* **Exercise description**
Report, as a bare number, how many lines hold "Current".

>> START

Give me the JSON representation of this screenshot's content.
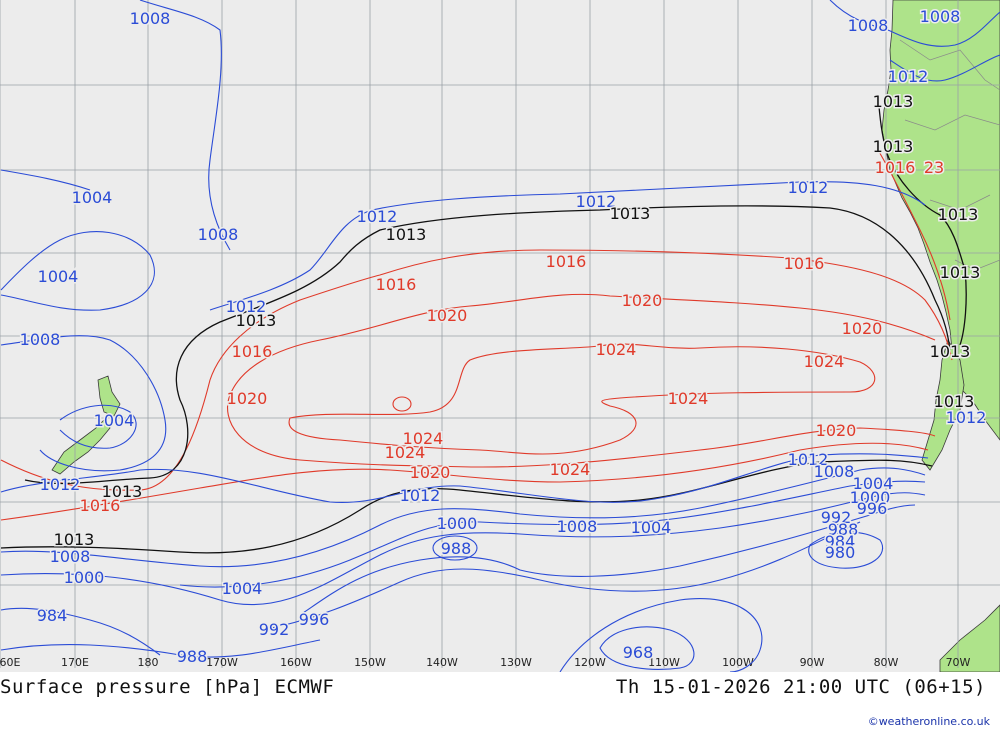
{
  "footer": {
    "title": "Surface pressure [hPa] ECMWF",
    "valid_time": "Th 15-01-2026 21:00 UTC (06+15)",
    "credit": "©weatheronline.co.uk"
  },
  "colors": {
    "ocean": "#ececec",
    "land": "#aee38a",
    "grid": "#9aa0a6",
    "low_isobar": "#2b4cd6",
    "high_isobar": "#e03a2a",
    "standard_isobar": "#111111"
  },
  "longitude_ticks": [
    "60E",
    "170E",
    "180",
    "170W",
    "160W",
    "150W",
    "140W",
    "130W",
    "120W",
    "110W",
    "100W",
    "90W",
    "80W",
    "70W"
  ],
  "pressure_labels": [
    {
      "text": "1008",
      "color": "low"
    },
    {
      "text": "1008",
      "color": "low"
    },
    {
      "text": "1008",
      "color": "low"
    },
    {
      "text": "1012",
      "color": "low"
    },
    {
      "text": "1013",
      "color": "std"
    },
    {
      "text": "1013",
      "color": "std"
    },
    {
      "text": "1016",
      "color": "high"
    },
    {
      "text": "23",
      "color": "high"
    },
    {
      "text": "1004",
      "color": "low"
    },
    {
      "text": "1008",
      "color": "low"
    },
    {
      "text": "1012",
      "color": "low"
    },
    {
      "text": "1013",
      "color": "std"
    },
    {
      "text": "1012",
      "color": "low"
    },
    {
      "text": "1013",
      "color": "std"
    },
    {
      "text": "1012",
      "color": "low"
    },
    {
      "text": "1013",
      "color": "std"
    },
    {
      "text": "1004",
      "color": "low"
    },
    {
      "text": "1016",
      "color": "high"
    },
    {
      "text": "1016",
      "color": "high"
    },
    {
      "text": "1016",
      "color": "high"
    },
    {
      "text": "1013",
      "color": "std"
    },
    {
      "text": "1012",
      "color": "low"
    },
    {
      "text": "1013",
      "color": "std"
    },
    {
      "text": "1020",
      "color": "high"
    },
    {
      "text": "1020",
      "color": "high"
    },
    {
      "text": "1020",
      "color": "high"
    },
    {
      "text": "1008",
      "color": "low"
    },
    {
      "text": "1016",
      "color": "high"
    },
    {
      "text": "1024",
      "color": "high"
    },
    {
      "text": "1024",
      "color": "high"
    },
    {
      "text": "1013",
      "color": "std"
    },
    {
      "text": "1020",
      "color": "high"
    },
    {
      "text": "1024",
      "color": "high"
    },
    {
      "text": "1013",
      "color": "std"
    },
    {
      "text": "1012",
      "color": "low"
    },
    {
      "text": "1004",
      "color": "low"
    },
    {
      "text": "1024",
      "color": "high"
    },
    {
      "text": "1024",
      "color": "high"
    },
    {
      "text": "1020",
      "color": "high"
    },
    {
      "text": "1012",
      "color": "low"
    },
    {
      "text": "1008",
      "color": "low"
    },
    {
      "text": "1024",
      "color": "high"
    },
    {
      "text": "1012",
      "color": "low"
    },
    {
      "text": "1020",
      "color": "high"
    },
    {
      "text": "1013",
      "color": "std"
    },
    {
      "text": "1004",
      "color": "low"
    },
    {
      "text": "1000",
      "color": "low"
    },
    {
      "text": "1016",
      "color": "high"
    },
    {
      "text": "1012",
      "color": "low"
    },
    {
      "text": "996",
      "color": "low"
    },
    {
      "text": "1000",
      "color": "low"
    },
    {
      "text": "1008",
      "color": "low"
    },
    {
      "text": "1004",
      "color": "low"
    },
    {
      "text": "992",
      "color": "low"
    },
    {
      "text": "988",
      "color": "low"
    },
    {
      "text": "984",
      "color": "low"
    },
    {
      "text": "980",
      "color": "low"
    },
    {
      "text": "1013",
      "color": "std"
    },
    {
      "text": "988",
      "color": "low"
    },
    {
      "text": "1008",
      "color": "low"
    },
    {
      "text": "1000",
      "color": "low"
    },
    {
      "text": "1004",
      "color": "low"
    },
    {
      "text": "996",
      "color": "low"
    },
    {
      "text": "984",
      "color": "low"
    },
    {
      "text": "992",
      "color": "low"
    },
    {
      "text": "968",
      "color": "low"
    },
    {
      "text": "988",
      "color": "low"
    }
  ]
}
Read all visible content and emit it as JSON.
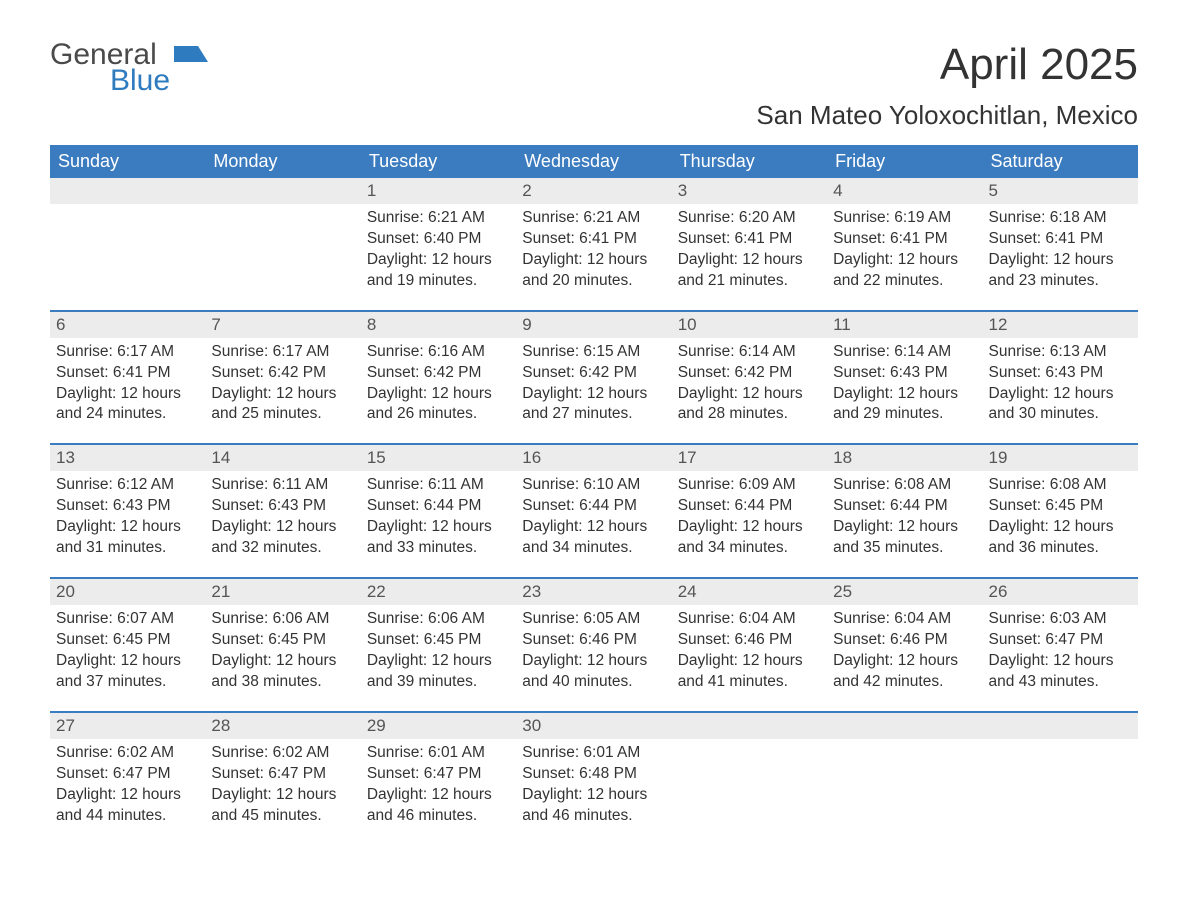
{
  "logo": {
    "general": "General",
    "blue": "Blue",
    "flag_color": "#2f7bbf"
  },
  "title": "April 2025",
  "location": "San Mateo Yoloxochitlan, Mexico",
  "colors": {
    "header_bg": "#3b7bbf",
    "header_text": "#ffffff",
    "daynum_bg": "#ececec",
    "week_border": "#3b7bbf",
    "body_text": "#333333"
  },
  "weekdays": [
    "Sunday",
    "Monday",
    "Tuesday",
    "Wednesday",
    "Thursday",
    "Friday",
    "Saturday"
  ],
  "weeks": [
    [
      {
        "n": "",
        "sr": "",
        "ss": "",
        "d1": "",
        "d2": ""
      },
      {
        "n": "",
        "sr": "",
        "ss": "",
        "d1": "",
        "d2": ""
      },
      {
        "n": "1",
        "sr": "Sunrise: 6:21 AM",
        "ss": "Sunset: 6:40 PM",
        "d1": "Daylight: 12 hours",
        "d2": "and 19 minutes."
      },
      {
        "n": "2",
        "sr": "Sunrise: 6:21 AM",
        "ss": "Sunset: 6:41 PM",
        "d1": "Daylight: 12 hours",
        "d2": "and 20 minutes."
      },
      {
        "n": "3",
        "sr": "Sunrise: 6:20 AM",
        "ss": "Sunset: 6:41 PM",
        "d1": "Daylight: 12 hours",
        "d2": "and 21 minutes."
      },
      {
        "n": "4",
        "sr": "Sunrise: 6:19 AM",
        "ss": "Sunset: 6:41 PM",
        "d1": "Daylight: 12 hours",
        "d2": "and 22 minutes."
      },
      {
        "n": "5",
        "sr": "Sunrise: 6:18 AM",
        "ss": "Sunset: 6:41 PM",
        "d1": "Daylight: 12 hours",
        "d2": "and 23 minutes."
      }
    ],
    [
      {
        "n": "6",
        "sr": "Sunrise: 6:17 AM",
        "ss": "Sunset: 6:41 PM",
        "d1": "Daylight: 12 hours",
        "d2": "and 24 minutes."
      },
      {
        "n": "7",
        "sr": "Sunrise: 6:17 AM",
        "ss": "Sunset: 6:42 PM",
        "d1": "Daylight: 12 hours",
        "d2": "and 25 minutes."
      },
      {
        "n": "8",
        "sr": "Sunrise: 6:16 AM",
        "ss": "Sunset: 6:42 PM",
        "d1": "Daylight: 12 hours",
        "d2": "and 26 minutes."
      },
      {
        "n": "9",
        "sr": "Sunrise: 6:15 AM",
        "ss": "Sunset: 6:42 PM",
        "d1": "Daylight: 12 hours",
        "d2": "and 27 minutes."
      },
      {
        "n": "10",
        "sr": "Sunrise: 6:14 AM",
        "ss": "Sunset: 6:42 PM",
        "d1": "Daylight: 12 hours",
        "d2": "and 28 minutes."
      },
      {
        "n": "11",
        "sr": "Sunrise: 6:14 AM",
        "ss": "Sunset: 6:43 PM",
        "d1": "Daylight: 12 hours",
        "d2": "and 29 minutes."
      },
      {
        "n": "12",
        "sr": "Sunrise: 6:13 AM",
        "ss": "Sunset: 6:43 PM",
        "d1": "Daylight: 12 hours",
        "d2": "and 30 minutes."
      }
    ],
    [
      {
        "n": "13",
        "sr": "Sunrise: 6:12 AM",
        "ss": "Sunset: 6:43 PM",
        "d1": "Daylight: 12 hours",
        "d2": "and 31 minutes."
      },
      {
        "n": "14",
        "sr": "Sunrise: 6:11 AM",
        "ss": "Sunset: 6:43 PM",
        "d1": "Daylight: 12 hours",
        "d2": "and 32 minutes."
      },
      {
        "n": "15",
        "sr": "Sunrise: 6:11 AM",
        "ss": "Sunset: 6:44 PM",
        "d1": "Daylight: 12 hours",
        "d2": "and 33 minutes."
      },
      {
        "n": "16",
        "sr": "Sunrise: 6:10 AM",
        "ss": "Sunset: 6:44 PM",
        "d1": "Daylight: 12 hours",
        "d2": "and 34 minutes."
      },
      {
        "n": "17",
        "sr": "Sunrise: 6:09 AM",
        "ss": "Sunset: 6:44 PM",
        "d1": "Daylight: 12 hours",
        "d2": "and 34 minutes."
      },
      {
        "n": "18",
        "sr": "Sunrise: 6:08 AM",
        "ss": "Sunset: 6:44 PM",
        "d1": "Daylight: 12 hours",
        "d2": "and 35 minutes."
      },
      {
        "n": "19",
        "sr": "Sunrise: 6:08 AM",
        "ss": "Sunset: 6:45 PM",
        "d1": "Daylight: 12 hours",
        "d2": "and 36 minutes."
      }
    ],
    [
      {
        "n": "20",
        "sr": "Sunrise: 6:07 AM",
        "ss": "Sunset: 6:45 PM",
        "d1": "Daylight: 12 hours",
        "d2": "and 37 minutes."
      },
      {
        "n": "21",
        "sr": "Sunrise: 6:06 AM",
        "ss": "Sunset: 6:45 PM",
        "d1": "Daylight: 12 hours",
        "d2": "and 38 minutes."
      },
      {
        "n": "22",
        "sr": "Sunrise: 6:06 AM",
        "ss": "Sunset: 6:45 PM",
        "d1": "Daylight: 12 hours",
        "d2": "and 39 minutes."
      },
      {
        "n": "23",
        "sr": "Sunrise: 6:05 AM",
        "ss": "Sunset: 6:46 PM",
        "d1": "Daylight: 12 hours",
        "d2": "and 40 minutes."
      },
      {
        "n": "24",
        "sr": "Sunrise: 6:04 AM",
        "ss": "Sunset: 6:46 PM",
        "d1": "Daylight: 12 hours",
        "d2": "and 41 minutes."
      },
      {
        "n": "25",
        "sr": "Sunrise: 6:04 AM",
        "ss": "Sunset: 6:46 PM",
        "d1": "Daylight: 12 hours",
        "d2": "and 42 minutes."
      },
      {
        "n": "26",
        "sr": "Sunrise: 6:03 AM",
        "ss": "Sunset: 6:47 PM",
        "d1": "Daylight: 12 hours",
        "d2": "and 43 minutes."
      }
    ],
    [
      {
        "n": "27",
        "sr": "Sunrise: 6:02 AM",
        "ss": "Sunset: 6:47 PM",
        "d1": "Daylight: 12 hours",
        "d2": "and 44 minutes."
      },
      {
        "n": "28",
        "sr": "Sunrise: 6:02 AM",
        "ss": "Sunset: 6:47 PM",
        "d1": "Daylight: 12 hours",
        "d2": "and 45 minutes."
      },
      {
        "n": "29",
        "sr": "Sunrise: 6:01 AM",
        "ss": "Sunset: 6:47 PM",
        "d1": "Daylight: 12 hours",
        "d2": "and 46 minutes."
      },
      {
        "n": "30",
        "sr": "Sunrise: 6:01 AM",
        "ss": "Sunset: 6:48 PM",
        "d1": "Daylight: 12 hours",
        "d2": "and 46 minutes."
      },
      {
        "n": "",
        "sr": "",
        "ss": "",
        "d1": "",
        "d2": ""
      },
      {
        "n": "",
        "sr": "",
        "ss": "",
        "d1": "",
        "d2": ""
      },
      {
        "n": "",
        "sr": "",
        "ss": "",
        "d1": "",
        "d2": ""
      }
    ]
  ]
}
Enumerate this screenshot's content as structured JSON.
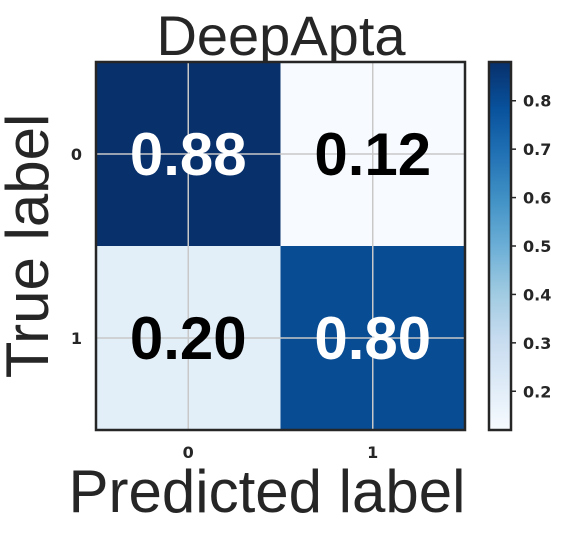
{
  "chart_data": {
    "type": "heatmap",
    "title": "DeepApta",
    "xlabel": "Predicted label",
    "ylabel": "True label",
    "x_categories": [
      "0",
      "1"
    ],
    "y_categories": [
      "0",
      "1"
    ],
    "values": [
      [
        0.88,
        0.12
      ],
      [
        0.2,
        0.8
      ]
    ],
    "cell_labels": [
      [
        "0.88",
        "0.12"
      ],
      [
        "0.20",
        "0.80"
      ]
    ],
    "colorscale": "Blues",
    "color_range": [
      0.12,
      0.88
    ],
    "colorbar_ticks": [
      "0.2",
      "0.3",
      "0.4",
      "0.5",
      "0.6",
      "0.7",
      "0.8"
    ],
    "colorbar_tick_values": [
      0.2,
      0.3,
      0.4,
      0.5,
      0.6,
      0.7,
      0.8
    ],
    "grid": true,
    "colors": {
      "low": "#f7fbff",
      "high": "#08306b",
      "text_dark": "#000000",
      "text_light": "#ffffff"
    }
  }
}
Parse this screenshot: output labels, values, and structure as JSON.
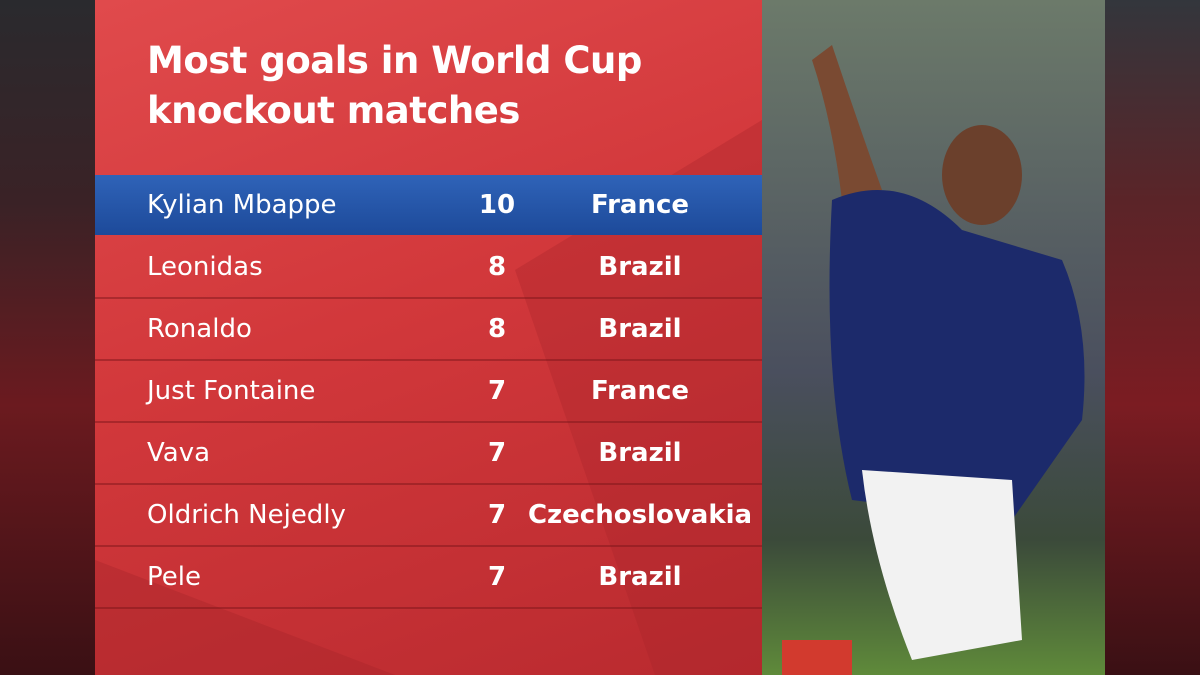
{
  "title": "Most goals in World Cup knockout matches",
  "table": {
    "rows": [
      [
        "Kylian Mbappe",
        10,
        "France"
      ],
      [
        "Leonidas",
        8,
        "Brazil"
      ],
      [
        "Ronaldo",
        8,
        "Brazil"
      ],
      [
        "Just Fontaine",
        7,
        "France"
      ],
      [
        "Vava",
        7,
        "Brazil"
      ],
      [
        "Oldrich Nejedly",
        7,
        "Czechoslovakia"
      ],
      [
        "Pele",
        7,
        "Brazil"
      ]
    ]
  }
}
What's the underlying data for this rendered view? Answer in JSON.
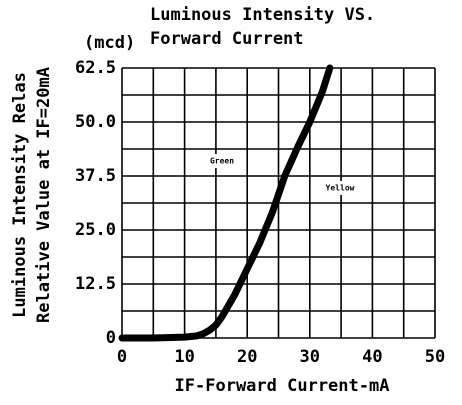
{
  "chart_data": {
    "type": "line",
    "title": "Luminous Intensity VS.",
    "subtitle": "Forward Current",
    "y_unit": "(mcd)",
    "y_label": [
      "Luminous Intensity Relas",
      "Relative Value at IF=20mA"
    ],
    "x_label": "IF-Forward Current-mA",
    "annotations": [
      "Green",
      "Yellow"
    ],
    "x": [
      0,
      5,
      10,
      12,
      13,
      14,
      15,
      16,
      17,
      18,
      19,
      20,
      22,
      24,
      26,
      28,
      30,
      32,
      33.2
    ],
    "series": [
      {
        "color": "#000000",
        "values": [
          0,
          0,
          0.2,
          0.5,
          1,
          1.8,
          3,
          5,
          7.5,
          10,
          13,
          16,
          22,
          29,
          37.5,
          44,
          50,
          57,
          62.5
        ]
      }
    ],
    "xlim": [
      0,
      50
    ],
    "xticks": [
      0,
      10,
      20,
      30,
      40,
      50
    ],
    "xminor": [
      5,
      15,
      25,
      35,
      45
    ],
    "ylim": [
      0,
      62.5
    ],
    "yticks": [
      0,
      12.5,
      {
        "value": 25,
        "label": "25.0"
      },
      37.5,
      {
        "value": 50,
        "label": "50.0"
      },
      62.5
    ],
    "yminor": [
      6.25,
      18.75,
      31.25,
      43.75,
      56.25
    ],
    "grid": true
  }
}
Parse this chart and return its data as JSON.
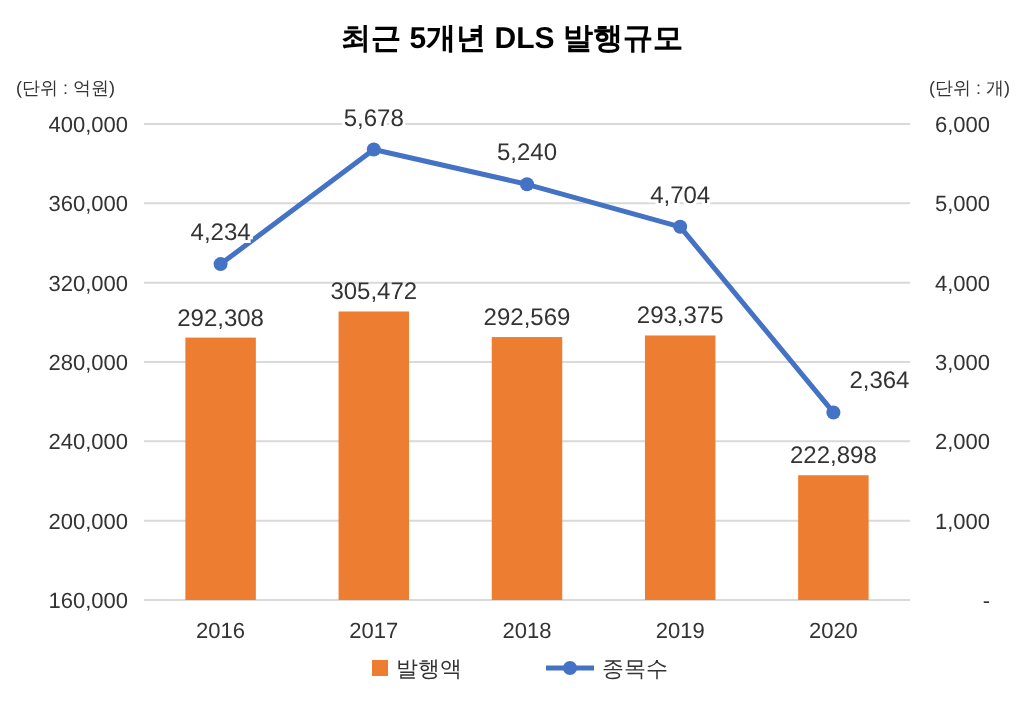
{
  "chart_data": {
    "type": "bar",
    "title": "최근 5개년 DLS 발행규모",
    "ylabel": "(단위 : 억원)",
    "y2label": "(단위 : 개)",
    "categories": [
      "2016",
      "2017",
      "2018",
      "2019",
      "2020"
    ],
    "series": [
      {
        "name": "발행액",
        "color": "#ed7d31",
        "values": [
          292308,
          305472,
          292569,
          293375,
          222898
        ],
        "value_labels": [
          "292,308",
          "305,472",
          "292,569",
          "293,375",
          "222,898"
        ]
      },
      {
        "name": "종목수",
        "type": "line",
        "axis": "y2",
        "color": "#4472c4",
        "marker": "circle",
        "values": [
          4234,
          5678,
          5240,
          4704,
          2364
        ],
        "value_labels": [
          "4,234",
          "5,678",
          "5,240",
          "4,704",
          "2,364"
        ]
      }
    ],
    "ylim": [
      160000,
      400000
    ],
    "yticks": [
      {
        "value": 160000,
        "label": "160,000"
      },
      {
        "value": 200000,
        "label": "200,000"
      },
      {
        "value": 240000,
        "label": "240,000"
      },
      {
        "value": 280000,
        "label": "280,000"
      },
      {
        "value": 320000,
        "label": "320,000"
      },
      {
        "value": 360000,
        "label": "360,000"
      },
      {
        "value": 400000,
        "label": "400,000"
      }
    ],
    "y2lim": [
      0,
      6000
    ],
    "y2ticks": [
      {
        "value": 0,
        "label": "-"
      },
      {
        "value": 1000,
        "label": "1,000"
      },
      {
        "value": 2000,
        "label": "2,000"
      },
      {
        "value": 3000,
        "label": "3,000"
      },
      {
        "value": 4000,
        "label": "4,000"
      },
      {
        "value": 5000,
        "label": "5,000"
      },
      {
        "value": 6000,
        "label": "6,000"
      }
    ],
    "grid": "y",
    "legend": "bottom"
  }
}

>> END

* **Task output**
2